## WHAT TO DO
Write out the full set of records below exactly.

## LISTING
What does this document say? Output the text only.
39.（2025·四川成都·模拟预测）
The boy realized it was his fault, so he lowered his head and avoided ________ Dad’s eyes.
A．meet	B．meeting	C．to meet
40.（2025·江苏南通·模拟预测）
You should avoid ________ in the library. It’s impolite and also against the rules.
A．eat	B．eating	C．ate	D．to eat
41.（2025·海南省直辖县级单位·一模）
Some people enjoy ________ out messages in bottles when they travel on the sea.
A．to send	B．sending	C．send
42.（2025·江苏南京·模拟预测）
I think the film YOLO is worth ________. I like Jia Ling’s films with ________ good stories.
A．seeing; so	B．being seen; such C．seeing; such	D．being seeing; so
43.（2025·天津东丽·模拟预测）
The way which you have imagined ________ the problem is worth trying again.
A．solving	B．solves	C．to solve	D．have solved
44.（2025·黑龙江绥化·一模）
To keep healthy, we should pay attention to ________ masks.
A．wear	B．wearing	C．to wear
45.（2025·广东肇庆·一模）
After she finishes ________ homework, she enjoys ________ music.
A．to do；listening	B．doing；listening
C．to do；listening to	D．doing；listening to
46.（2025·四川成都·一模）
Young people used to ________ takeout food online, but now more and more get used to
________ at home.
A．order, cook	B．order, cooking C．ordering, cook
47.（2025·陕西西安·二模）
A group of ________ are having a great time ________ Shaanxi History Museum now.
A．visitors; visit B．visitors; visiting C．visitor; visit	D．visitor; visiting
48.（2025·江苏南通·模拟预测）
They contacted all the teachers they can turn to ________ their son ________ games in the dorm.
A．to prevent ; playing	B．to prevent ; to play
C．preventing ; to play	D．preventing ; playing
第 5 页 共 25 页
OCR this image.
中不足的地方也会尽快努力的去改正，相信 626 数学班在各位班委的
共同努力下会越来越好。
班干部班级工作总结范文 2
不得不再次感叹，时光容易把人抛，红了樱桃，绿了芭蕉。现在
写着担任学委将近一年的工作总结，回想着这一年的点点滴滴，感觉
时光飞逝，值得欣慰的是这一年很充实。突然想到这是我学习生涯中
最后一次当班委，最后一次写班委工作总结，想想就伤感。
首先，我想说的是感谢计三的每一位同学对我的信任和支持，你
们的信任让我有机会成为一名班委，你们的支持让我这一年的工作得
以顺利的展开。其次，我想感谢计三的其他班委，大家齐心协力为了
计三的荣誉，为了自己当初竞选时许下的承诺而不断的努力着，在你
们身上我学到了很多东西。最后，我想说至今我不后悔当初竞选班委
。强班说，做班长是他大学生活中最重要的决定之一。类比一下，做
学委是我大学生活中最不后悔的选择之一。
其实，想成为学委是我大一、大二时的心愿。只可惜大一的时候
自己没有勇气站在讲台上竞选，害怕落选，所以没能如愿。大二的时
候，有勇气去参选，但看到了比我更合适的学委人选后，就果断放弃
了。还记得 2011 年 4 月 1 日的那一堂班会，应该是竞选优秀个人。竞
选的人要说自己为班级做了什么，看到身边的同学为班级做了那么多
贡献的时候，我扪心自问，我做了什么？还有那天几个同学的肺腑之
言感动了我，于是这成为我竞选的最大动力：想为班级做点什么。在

## FINAL RESULT
What does this document say? Output the text only.
39.（2025·四川成都·模拟预测）
The boy realized it was his fault, so he lowered his head and avoided ________ Dad’s eyes.
A．meet	B．meeting	C．to meet
40.（2025·江苏南通·模拟预测）
You should avoid ________ in the library. It’s impolite and also against the rules.
A．eat	B．eating	C．ate	D．to eat
41.（2025·海南省直辖县级单位·一模）
Some people enjoy ________ out messages in bottles when they travel on the sea.
A．to send	B．sending	C．send
42.（2025·江苏南京·模拟预测）
I think the film YOLO is worth ________. I like Jia Ling’s films with ________ good stories.
A．seeing; so	B．being seen; such C．seeing; such	D．being seeing; so
43.（2025·天津东丽·模拟预测）
The way which you have imagined ________ the problem is worth trying again.
A．solving	B．solves	C．to solve	D．have solved
44.（2025·黑龙江绥化·一模）
To keep healthy, we should pay attention to ________ masks.
A．wear	B．wearing	C．to wear
45.（2025·广东肇庆·一模）
After she finishes ________ homework, she enjoys ________ music.
A．to do；listening	B．doing；listening
C．to do；listening to	D．doing；listening to
46.（2025·四川成都·一模）
Young people used to ________ takeout food online, but now more and more get used to
________ at home.
A．order, cook	B．order, cooking C．ordering, cook
47.（2025·陕西西安·二模）
A group of ________ are having a great time ________ Shaanxi History Museum now.
A．visitors; visit B．visitors; visiting C．visitor; visit	D．visitor; visiting
48.（2025·江苏南通·模拟预测）
They contacted all the teachers they can turn to ________ their son ________ games in the dorm.
A．to prevent ; playing	B．to prevent ; to play
C．preventing ; to play	D．preventing ; playing
第 5 页 共 25 页
OCR this image.
中不足的地方也会尽快努力的去改正，相信 626 数学班在各位班委的
共同努力下会越来越好。
班干部班级工作总结范文 2
不得不再次感叹，时光容易把人抛，红了樱桃，绿了芭蕉。现在
写着担任学委将近一年的工作总结，回想着这一年的点点滴滴，感觉
时光飞逝，值得欣慰的是这一年很充实。突然想到这是我学习生涯中
最后一次当班委，最后一次写班委工作总结，想想就伤感。
首先，我想说的是感谢计三的每一位同学对我的信任和支持，你
们的信任让我有机会成为一名班委，你们的支持让我这一年的工作得
以顺利的展开。其次，我想感谢计三的其他班委，大家齐心协力为了
计三的荣誉，为了自己当初竞选时许下的承诺而不断的努力着，在你
们身上我学到了很多东西。最后，我想说至今我不后悔当初竞选班委
。强班说，做班长是他大学生活中最重要的决定之一。类比一下，做
学委是我大学生活中最不后悔的选择之一。
其实，想成为学委是我大一、大二时的心愿。只可惜大一的时候
自己没有勇气站在讲台上竞选，害怕落选，所以没能如愿。大二的时
候，有勇气去参选，但看到了比我更合适的学委人选后，就果断放弃
了。还记得 2011 年 4 月 1 日的那一堂班会，应该是竞选优秀个人。竞
选的人要说自己为班级做了什么，看到身边的同学为班级做了那么多
贡献的时候，我扪心自问，我做了什么？还有那天几个同学的肺腑之
言感动了我，于是这成为我竞选的最大动力：想为班级做点什么。在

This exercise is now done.